# EXERCISE OBJECTIVE
Return, word for word, everything in the passage on closed-end bond funds from "Shares of the" down to "the underlying assets.".

# EXERCISE TEXT
§ §
While speculative-grade bonds subsequently rebounded, gaining 5.8 percent in the following six months, closed-end funds have lagged behind.
'Beaten Up'
Individual investors, concerned that funds that use leverage are vulnerable to bigger losses as bond yields rise, continued to sell their shares into year-end, according to Sangeeta Marfatia, a strategist at UBS Securities LLC in New York. They also were driven by efforts to lower taxes by locking in losses at year-end, she said.
“Closed-end funds got beaten up pretty bad,” Marfatia said in a telephone interview. Even with the drop, she doesn't necessarily view the discount in the shares as a buying opportunity. “Closed-end funds use leverage, and interest rates are rising,” she said.
Shares of the investment vehicles dropped as much as 26.2 percent below the average value of their holdings in the depths of the financial crisis in October 2008 as investors fled strategies that use borrowed money, Herzfeld Advisors data show. They usually trade at some discount to the value of the underlying assets.
Hedge-fund firms that typically seek to exploit inefficiencies in the debt markets are now swooping in as yields on 10-year Treasuries retreat to 2.67 percent from 3.03 percent at year-end, and as yields on riskier debt return to almost record-low levels.
§ §
# INFORMATION GIVEN
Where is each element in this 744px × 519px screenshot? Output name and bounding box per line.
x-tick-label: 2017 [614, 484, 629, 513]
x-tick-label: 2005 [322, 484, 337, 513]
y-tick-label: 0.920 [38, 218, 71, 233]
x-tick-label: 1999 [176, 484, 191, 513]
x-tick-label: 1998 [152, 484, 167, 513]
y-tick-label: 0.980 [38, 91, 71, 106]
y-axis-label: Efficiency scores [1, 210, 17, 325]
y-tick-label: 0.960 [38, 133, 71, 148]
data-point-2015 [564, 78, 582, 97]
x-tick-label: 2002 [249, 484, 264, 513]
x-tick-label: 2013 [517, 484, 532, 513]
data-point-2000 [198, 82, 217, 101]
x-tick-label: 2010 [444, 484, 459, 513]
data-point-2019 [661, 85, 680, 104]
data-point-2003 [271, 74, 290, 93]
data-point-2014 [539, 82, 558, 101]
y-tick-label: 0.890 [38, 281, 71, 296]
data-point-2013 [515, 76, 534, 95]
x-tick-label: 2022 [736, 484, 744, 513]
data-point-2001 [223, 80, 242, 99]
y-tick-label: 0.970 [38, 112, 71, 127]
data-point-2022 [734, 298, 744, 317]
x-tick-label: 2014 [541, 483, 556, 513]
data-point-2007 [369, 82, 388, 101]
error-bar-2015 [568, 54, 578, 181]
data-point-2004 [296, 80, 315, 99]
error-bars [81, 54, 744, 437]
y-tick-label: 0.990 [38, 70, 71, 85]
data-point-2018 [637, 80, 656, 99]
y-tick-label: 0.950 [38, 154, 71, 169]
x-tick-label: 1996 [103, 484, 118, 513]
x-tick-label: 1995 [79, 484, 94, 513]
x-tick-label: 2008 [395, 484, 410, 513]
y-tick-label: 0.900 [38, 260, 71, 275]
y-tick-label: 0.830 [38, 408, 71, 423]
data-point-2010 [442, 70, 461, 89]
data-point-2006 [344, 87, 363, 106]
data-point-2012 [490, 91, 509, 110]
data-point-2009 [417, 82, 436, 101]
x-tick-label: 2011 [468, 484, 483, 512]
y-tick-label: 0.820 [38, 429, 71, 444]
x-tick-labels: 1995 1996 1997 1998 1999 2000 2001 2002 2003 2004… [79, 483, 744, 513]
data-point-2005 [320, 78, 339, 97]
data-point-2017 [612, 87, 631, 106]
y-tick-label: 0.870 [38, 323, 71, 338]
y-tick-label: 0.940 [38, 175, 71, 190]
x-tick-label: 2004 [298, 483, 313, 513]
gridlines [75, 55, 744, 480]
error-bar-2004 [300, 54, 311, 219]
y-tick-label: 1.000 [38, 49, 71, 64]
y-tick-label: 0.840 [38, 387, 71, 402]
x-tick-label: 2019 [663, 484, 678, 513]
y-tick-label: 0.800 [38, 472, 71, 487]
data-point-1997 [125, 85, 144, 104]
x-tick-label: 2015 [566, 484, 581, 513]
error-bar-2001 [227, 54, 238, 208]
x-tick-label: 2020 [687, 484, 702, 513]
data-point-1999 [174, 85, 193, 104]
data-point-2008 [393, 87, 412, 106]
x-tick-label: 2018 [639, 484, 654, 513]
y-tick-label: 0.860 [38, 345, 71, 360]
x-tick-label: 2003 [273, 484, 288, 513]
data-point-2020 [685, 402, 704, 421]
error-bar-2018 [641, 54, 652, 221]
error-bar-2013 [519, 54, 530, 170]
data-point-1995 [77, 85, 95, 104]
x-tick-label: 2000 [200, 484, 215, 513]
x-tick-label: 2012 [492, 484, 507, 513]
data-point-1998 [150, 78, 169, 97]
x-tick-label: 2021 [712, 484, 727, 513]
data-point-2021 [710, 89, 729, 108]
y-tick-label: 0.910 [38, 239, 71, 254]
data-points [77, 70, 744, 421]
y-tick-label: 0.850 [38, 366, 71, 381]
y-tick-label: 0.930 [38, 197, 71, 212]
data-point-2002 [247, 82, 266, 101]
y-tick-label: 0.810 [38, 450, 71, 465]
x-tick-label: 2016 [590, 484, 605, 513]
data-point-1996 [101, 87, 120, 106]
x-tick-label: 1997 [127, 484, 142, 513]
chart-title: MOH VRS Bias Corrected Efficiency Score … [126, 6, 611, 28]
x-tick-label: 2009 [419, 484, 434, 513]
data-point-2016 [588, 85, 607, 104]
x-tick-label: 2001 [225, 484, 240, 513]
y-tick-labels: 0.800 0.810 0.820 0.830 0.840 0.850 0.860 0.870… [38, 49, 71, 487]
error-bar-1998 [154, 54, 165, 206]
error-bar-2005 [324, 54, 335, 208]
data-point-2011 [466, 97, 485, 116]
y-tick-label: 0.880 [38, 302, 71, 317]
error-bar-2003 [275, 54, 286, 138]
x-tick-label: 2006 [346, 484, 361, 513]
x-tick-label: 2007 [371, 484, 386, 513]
§ §
# ANSWER SPACE
Shares of the investment vehicles dropped as much as 26.2 percent below the average value of their holdings in the depths of the financial crisis in October 2008 as investors fled strategies that use borrowed money, Herzfeld Advisors data show. They usually trade at some discount to the value of the underlying assets.